§ Your goal: Extract every line that contains the word "Buick".

§ Available records:
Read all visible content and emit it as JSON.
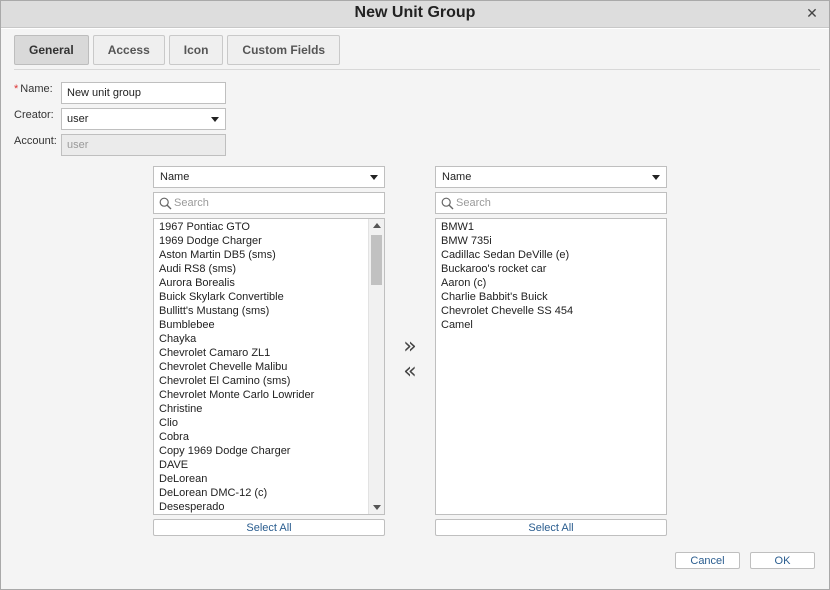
{
  "window": {
    "title": "New Unit Group",
    "close_icon": "close-icon"
  },
  "tabs": [
    {
      "label": "General",
      "active": true
    },
    {
      "label": "Access",
      "active": false
    },
    {
      "label": "Icon",
      "active": false
    },
    {
      "label": "Custom Fields",
      "active": false
    }
  ],
  "form": {
    "name": {
      "required_mark": "*",
      "label": "Name:",
      "value": "New unit group"
    },
    "creator": {
      "label": "Creator:",
      "value": "user"
    },
    "account": {
      "label": "Account:",
      "placeholder": "user"
    }
  },
  "left_panel": {
    "sort_value": "Name",
    "search_placeholder": "Search",
    "items": [
      "1967 Pontiac GTO",
      "1969 Dodge Charger",
      "Aston Martin DB5 (sms)",
      "Audi RS8 (sms)",
      "Aurora Borealis",
      "Buick Skylark Convertible",
      "Bullitt's Mustang (sms)",
      "Bumblebee",
      "Chayka",
      "Chevrolet Camaro ZL1",
      "Chevrolet Chevelle Malibu",
      "Chevrolet El Camino (sms)",
      "Chevrolet Monte Carlo Lowrider",
      "Christine",
      "Clio",
      "Cobra",
      "Copy 1969 Dodge Charger",
      "DAVE",
      "DeLorean",
      "DeLorean DMC-12 (c)",
      "Desesperado"
    ],
    "select_all_label": "Select All"
  },
  "right_panel": {
    "sort_value": "Name",
    "search_placeholder": "Search",
    "items": [
      "BMW1",
      "BMW 735i",
      "Cadillac Sedan DeVille (e)",
      "Buckaroo's rocket car",
      "Aaron (c)",
      "Charlie Babbit's Buick",
      "Chevrolet Chevelle SS 454",
      "Camel"
    ],
    "select_all_label": "Select All"
  },
  "transfer": {
    "add_all": "»",
    "remove_all": "«"
  },
  "footer": {
    "cancel_label": "Cancel",
    "ok_label": "OK"
  }
}
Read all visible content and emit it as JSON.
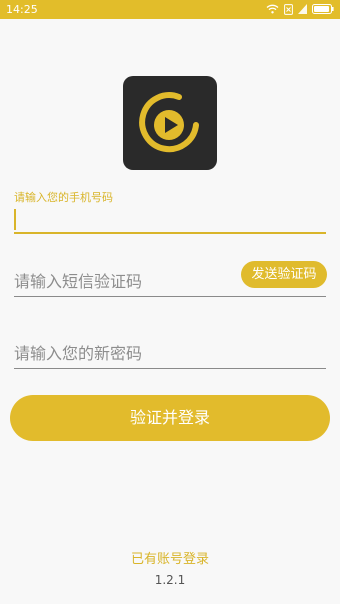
{
  "status_bar": {
    "time": "14:25",
    "icons": [
      "wifi-icon",
      "sim-icon",
      "signal-icon",
      "battery-icon"
    ],
    "background": "#e2bd2a"
  },
  "logo": {
    "icon": "play-logo-icon",
    "background": "#2a2a2a",
    "accent": "#e2bb2c"
  },
  "form": {
    "phone_label": "请输入您的手机号码",
    "phone_value": "",
    "code_placeholder": "请输入短信验证码",
    "send_code_label": "发送验证码",
    "password_placeholder": "请输入您的新密码",
    "submit_label": "验证并登录"
  },
  "footer": {
    "login_link": "已有账号登录",
    "version": "1.2.1"
  },
  "colors": {
    "accent": "#e2bb2c",
    "text_muted": "#8d8d8d"
  }
}
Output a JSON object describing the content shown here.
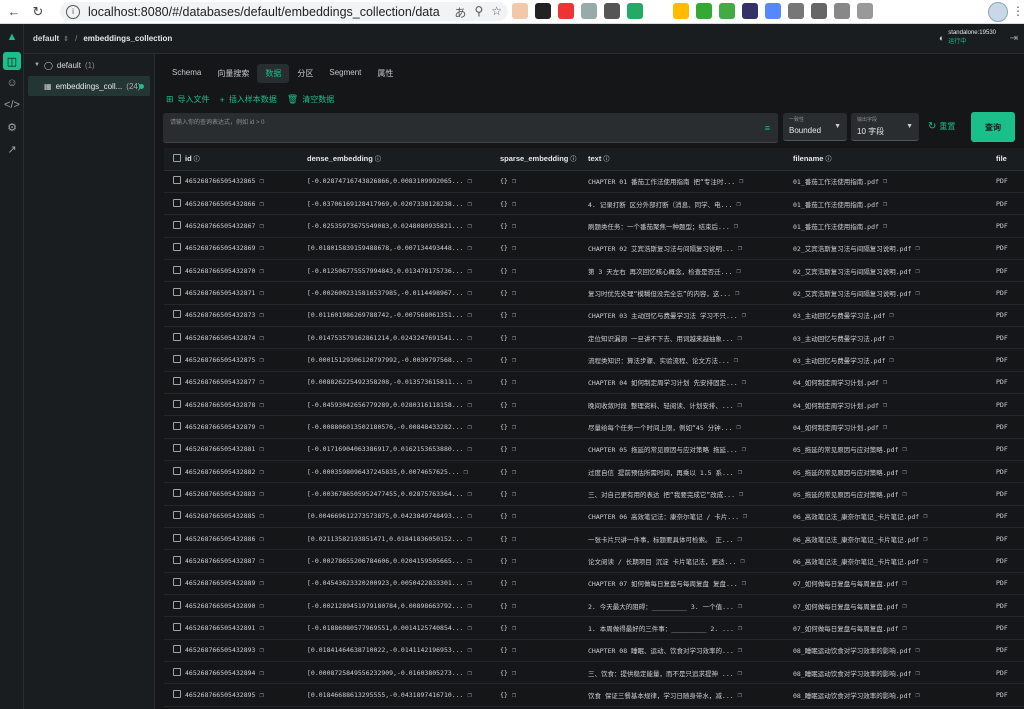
{
  "browser": {
    "url": "localhost:8080/#/databases/default/embeddings_collection/data"
  },
  "topbar": {
    "database": "default",
    "separator": "/",
    "collection": "embeddings_collection",
    "status_name": "standalone:19530",
    "status_state": "运行中"
  },
  "tree": {
    "database_name": "default",
    "database_count": "(1)",
    "collection_name": "embeddings_coll...",
    "collection_count": "(24)"
  },
  "tabs": [
    "Schema",
    "向量搜索",
    "数据",
    "分区",
    "Segment",
    "属性"
  ],
  "actions": {
    "import": "导入文件",
    "insert": "插入样本数据",
    "clear": "清空数据"
  },
  "filter": {
    "placeholder": "请输入你的查询表达式，例如 id > 0"
  },
  "consistency": {
    "label": "一致性",
    "value": "Bounded"
  },
  "output_fields": {
    "label": "输出字段",
    "value": "10 字段"
  },
  "reset_label": "重置",
  "query_label": "查询",
  "columns": [
    "id",
    "dense_embedding",
    "sparse_embedding",
    "text",
    "filename",
    "file"
  ],
  "rows": [
    {
      "id": "465268766505432865",
      "dense": "[-0.02874716743826866,0.0083109992065...",
      "sparse": "{}",
      "text": "CHAPTER 01 番茄工作法使用指南 把“专注时...",
      "filename": "01_番茄工作法使用指南.pdf",
      "file": "PDF"
    },
    {
      "id": "465268766505432866",
      "dense": "[-0.03706169128417969,0.0207338128238...",
      "sparse": "{}",
      "text": "4. 记录打断 区分外部打断（消息、同学、电...",
      "filename": "01_番茄工作法使用指南.pdf",
      "file": "PDF"
    },
    {
      "id": "465268766505432867",
      "dense": "[-0.02535973675549083,0.0248080935821...",
      "sparse": "{}",
      "text": "刷题类任务：一个番茄聚焦一种题型；结束后...",
      "filename": "01_番茄工作法使用指南.pdf",
      "file": "PDF"
    },
    {
      "id": "465268766505432869",
      "dense": "[0.018015839159488678,-0.007134493448...",
      "sparse": "{}",
      "text": "CHAPTER 02 艾宾浩斯复习法与间隔复习说明...",
      "filename": "02_艾宾浩斯复习法与间隔复习说明.pdf",
      "file": "PDF"
    },
    {
      "id": "465268766505432870",
      "dense": "[-0.012506775557994843,0.013478175736...",
      "sparse": "{}",
      "text": "第 3 天左右 再次回忆核心概念，检查是否迁...",
      "filename": "02_艾宾浩斯复习法与间隔复习说明.pdf",
      "file": "PDF"
    },
    {
      "id": "465268766505432871",
      "dense": "[-0.0026002315816537985,-0.0114498967...",
      "sparse": "{}",
      "text": "复习时优先处理“模糊但没完全忘”的内容，这...",
      "filename": "02_艾宾浩斯复习法与间隔复习说明.pdf",
      "file": "PDF"
    },
    {
      "id": "465268766505432873",
      "dense": "[0.011601986269788742,-0.007568061351...",
      "sparse": "{}",
      "text": "CHAPTER 03 主动回忆与费曼学习法 学习不只...",
      "filename": "03_主动回忆与费曼学习法.pdf",
      "file": "PDF"
    },
    {
      "id": "465268766505432874",
      "dense": "[0.014753579162861214,0.0243247691541...",
      "sparse": "{}",
      "text": "定位知识漏洞 一旦讲不下去、用词越来越抽象...",
      "filename": "03_主动回忆与费曼学习法.pdf",
      "file": "PDF"
    },
    {
      "id": "465268766505432875",
      "dense": "[0.00015129306120797992,-0.0030797568...",
      "sparse": "{}",
      "text": "流程类知识：算法步骤、实验流程、论文方法...",
      "filename": "03_主动回忆与费曼学习法.pdf",
      "file": "PDF"
    },
    {
      "id": "465268766505432877",
      "dense": "[0.008826225492358208,-0.013573615811...",
      "sparse": "{}",
      "text": "CHAPTER 04 如何制定周学习计划 先安排固定...",
      "filename": "04_如何制定周学习计划.pdf",
      "file": "PDF"
    },
    {
      "id": "465268766505432878",
      "dense": "[-0.04593042656779289,0.0280316118158...",
      "sparse": "{}",
      "text": "晚间收敛时段 整理资料、轻阅读、计划安排、...",
      "filename": "04_如何制定周学习计划.pdf",
      "file": "PDF"
    },
    {
      "id": "465268766505432879",
      "dense": "[-0.008806013502180576,-0.00848433282...",
      "sparse": "{}",
      "text": "尽量给每个任务一个时间上限，例如“45 分钟...",
      "filename": "04_如何制定周学习计划.pdf",
      "file": "PDF"
    },
    {
      "id": "465268766505432881",
      "dense": "[-0.01716904063386917,0.0162153653880...",
      "sparse": "{}",
      "text": "CHAPTER 05 拖延的常见原因与应对策略 拖延...",
      "filename": "05_拖延的常见原因与应对策略.pdf",
      "file": "PDF"
    },
    {
      "id": "465268766505432882",
      "dense": "[-0.0003598096437245835,0.0074657625...",
      "sparse": "{}",
      "text": "过度自信 提前预估所需时间，再乘以 1.5 系...",
      "filename": "05_拖延的常见原因与应对策略.pdf",
      "file": "PDF"
    },
    {
      "id": "465268766505432883",
      "dense": "[-0.0036786505952477455,0.02875763364...",
      "sparse": "{}",
      "text": "三、对自己更有用的表达 把“我要完成它”改成...",
      "filename": "05_拖延的常见原因与应对策略.pdf",
      "file": "PDF"
    },
    {
      "id": "465268766505432885",
      "dense": "[0.004669612273573875,0.0423849748493...",
      "sparse": "{}",
      "text": "CHAPTER 06 高效笔记法：康奈尔笔记 / 卡片...",
      "filename": "06_高效笔记法_康奈尔笔记_卡片笔记.pdf",
      "file": "PDF"
    },
    {
      "id": "465268766505432886",
      "dense": "[0.02113582193851471,0.01841836050152...",
      "sparse": "{}",
      "text": "一张卡片只讲一件事，标题要具体可检索。 正...",
      "filename": "06_高效笔记法_康奈尔笔记_卡片笔记.pdf",
      "file": "PDF"
    },
    {
      "id": "465268766505432887",
      "dense": "[-0.00278655206784606,0.0204159505665...",
      "sparse": "{}",
      "text": "论文阅读 / 长期项目 沉淀 卡片笔记法，更适...",
      "filename": "06_高效笔记法_康奈尔笔记_卡片笔记.pdf",
      "file": "PDF"
    },
    {
      "id": "465268766505432889",
      "dense": "[-0.04543623320200923,0.0050422833301...",
      "sparse": "{}",
      "text": "CHAPTER 07 如何做每日复盘与每周复盘 复盘...",
      "filename": "07_如何做每日复盘与每周复盘.pdf",
      "file": "PDF"
    },
    {
      "id": "465268766505432890",
      "dense": "[-0.0021289451979180784,0.00898663792...",
      "sparse": "{}",
      "text": "2. 今天最大的阻碍：_________ 3. 一个值...",
      "filename": "07_如何做每日复盘与每周复盘.pdf",
      "file": "PDF"
    },
    {
      "id": "465268766505432891",
      "dense": "[-0.01886080577969551,0.0014125740854...",
      "sparse": "{}",
      "text": "1. 本周做得最好的三件事：_________ 2. ...",
      "filename": "07_如何做每日复盘与每周复盘.pdf",
      "file": "PDF"
    },
    {
      "id": "465268766505432893",
      "dense": "[0.01841464638710022,-0.0141142196953...",
      "sparse": "{}",
      "text": "CHAPTER 08 睡眠、运动、饮食对学习效率的...",
      "filename": "08_睡眠运动饮食对学习效率的影响.pdf",
      "file": "PDF"
    },
    {
      "id": "465268766505432894",
      "dense": "[0.0008725849556232909,-0.01603805273...",
      "sparse": "{}",
      "text": "三、饮食：提供稳定能量，而不是只追求提神 ...",
      "filename": "08_睡眠运动饮食对学习效率的影响.pdf",
      "file": "PDF"
    },
    {
      "id": "465268766505432895",
      "dense": "[0.01846688613295555,-0.0431897416710...",
      "sparse": "{}",
      "text": "饮食 保证三餐基本规律，学习日随身带水，减...",
      "filename": "08_睡眠运动饮食对学习效率的影响.pdf",
      "file": "PDF"
    }
  ]
}
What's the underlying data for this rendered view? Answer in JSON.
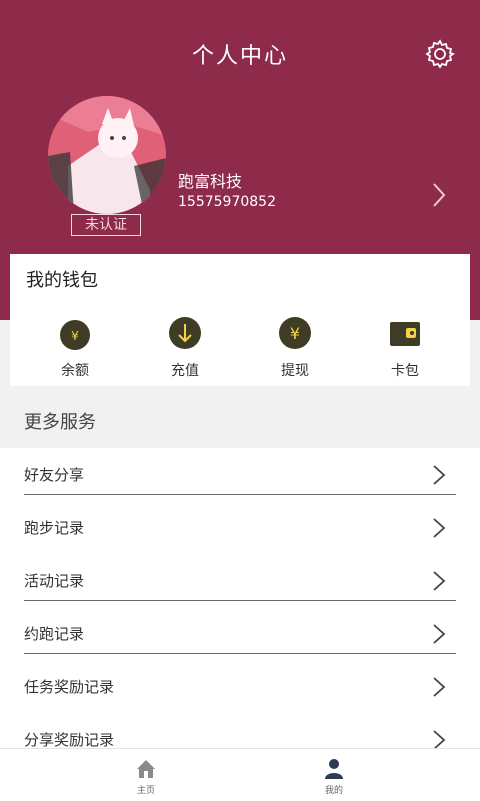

§ Reply:
      "Buick Skylark Convertible",
      "Charlie Babbit's Buick",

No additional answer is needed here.